• **Short task**:
Provide the data again in its entirety, exactly as given.

• **Data for the task**:

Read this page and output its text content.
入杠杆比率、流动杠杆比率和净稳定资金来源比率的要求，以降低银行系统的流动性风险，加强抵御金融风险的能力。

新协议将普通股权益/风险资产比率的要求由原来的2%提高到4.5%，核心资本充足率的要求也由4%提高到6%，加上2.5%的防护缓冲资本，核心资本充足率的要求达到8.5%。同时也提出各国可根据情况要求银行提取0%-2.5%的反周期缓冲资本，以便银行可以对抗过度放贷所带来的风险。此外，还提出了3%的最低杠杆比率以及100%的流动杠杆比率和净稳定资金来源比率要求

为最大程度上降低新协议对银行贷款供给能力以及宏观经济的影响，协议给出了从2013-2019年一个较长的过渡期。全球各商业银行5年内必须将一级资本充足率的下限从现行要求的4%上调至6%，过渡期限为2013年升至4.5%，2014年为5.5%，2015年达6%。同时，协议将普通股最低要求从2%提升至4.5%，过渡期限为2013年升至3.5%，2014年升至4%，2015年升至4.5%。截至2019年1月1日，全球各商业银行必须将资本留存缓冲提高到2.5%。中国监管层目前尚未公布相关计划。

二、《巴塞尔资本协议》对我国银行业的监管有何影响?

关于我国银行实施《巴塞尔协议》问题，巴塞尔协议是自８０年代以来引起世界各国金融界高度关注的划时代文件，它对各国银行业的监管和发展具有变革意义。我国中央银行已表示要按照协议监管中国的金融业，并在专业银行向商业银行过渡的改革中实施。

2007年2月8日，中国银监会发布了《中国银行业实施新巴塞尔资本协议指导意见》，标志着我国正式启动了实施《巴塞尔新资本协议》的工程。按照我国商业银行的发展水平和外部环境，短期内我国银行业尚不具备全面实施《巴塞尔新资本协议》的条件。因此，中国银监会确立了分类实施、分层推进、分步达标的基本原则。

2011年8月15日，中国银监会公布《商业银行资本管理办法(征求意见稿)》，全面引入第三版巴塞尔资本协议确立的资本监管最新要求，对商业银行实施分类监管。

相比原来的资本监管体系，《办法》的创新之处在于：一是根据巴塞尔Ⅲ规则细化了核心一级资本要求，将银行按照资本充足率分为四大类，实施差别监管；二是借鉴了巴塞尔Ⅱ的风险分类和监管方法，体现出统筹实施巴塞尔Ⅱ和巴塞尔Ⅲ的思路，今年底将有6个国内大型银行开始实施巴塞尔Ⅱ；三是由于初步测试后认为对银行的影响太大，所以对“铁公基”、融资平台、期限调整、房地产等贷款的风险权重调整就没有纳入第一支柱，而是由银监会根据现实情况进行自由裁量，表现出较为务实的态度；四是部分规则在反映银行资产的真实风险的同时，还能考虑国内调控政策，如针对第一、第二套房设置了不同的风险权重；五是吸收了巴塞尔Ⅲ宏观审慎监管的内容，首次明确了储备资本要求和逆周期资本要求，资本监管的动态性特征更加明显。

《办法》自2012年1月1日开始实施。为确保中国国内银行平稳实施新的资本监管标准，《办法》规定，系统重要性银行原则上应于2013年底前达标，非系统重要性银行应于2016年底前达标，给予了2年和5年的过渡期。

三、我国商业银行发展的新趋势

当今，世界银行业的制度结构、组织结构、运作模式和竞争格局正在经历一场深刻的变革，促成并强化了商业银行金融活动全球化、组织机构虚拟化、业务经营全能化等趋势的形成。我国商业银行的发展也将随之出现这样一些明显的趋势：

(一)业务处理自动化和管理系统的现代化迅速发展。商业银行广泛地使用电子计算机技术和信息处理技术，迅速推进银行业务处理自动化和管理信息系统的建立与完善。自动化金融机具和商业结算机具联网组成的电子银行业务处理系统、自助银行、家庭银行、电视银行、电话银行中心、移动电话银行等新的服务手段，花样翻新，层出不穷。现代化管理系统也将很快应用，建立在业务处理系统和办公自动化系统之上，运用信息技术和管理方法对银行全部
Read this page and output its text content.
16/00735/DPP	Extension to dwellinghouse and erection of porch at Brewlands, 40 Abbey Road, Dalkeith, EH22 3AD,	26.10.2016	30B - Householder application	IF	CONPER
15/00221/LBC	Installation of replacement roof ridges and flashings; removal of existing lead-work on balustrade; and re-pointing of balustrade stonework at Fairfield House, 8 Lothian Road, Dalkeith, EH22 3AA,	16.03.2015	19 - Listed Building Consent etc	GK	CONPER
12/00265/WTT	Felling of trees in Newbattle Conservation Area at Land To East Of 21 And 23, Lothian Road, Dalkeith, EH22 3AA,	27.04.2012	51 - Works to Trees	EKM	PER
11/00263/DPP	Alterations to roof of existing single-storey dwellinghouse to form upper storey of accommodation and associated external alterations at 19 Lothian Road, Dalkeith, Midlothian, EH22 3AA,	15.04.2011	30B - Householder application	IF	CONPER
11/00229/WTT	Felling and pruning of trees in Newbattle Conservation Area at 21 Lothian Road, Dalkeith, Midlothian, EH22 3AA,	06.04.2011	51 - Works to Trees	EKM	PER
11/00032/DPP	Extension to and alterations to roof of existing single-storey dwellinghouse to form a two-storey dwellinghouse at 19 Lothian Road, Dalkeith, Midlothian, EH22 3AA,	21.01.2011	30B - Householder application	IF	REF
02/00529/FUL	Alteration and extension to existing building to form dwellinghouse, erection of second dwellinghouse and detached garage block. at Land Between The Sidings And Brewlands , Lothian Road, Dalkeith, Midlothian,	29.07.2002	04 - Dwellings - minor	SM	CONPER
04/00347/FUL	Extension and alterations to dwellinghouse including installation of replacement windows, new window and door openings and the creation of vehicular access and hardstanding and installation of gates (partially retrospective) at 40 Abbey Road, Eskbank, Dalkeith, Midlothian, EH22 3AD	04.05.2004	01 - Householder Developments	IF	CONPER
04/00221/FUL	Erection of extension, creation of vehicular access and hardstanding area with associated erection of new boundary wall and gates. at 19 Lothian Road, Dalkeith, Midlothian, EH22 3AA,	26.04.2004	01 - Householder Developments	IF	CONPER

• **Answer to this exercise**:
Read this page and output its text content.
入杠杆比率、流动杠杆比率和净稳定资金来源比率的要求，以降低银行系统的流动性风险，加强抵御金融风险的能力。

新协议将普通股权益/风险资产比率的要求由原来的2%提高到4.5%，核心资本充足率的要求也由4%提高到6%，加上2.5%的防护缓冲资本，核心资本充足率的要求达到8.5%。同时也提出各国可根据情况要求银行提取0%-2.5%的反周期缓冲资本，以便银行可以对抗过度放贷所带来的风险。此外，还提出了3%的最低杠杆比率以及100%的流动杠杆比率和净稳定资金来源比率要求

为最大程度上降低新协议对银行贷款供给能力以及宏观经济的影响，协议给出了从2013-2019年一个较长的过渡期。全球各商业银行5年内必须将一级资本充足率的下限从现行要求的4%上调至6%，过渡期限为2013年升至4.5%，2014年为5.5%，2015年达6%。同时，协议将普通股最低要求从2%提升至4.5%，过渡期限为2013年升至3.5%，2014年升至4%，2015年升至4.5%。截至2019年1月1日，全球各商业银行必须将资本留存缓冲提高到2.5%。中国监管层目前尚未公布相关计划。

二、《巴塞尔资本协议》对我国银行业的监管有何影响?

关于我国银行实施《巴塞尔协议》问题，巴塞尔协议是自８０年代以来引起世界各国金融界高度关注的划时代文件，它对各国银行业的监管和发展具有变革意义。我国中央银行已表示要按照协议监管中国的金融业，并在专业银行向商业银行过渡的改革中实施。

2007年2月8日，中国银监会发布了《中国银行业实施新巴塞尔资本协议指导意见》，标志着我国正式启动了实施《巴塞尔新资本协议》的工程。按照我国商业银行的发展水平和外部环境，短期内我国银行业尚不具备全面实施《巴塞尔新资本协议》的条件。因此，中国银监会确立了分类实施、分层推进、分步达标的基本原则。

2011年8月15日，中国银监会公布《商业银行资本管理办法(征求意见稿)》，全面引入第三版巴塞尔资本协议确立的资本监管最新要求，对商业银行实施分类监管。

相比原来的资本监管体系，《办法》的创新之处在于：一是根据巴塞尔Ⅲ规则细化了核心一级资本要求，将银行按照资本充足率分为四大类，实施差别监管；二是借鉴了巴塞尔Ⅱ的风险分类和监管方法，体现出统筹实施巴塞尔Ⅱ和巴塞尔Ⅲ的思路，今年底将有6个国内大型银行开始实施巴塞尔Ⅱ；三是由于初步测试后认为对银行的影响太大，所以对“铁公基”、融资平台、期限调整、房地产等贷款的风险权重调整就没有纳入第一支柱，而是由银监会根据现实情况进行自由裁量，表现出较为务实的态度；四是部分规则在反映银行资产的真实风险的同时，还能考虑国内调控政策，如针对第一、第二套房设置了不同的风险权重；五是吸收了巴塞尔Ⅲ宏观审慎监管的内容，首次明确了储备资本要求和逆周期资本要求，资本监管的动态性特征更加明显。

《办法》自2012年1月1日开始实施。为确保中国国内银行平稳实施新的资本监管标准，《办法》规定，系统重要性银行原则上应于2013年底前达标，非系统重要性银行应于2016年底前达标，给予了2年和5年的过渡期。

三、我国商业银行发展的新趋势

当今，世界银行业的制度结构、组织结构、运作模式和竞争格局正在经历一场深刻的变革，促成并强化了商业银行金融活动全球化、组织机构虚拟化、业务经营全能化等趋势的形成。我国商业银行的发展也将随之出现这样一些明显的趋势：

(一)业务处理自动化和管理系统的现代化迅速发展。商业银行广泛地使用电子计算机技术和信息处理技术，迅速推进银行业务处理自动化和管理信息系统的建立与完善。自动化金融机具和商业结算机具联网组成的电子银行业务处理系统、自助银行、家庭银行、电视银行、电话银行中心、移动电话银行等新的服务手段，花样翻新，层出不穷。现代化管理系统也将很快应用，建立在业务处理系统和办公自动化系统之上，运用信息技术和管理方法对银行全部
Read this page and output its text content.
16/00735/DPP	Extension to dwellinghouse and erection of porch at Brewlands, 40 Abbey Road, Dalkeith, EH22 3AD,	26.10.2016	30B - Householder application	IF	CONPER
15/00221/LBC	Installation of replacement roof ridges and flashings; removal of existing lead-work on balustrade; and re-pointing of balustrade stonework at Fairfield House, 8 Lothian Road, Dalkeith, EH22 3AA,	16.03.2015	19 - Listed Building Consent etc	GK	CONPER
12/00265/WTT	Felling of trees in Newbattle Conservation Area at Land To East Of 21 And 23, Lothian Road, Dalkeith, EH22 3AA,	27.04.2012	51 - Works to Trees	EKM	PER
11/00263/DPP	Alterations to roof of existing single-storey dwellinghouse to form upper storey of accommodation and associated external alterations at 19 Lothian Road, Dalkeith, Midlothian, EH22 3AA,	15.04.2011	30B - Householder application	IF	CONPER
11/00229/WTT	Felling and pruning of trees in Newbattle Conservation Area at 21 Lothian Road, Dalkeith, Midlothian, EH22 3AA,	06.04.2011	51 - Works to Trees	EKM	PER
11/00032/DPP	Extension to and alterations to roof of existing single-storey dwellinghouse to form a two-storey dwellinghouse at 19 Lothian Road, Dalkeith, Midlothian, EH22 3AA,	21.01.2011	30B - Householder application	IF	REF
02/00529/FUL	Alteration and extension to existing building to form dwellinghouse, erection of second dwellinghouse and detached garage block. at Land Between The Sidings And Brewlands , Lothian Road, Dalkeith, Midlothian,	29.07.2002	04 - Dwellings - minor	SM	CONPER
04/00347/FUL	Extension and alterations to dwellinghouse including installation of replacement windows, new window and door openings and the creation of vehicular access and hardstanding and installation of gates (partially retrospective) at 40 Abbey Road, Eskbank, Dalkeith, Midlothian, EH22 3AD	04.05.2004	01 - Householder Developments	IF	CONPER
04/00221/FUL	Erection of extension, creation of vehicular access and hardstanding area with associated erection of new boundary wall and gates. at 19 Lothian Road, Dalkeith, Midlothian, EH22 3AA,	26.04.2004	01 - Householder Developments	IF	CONPER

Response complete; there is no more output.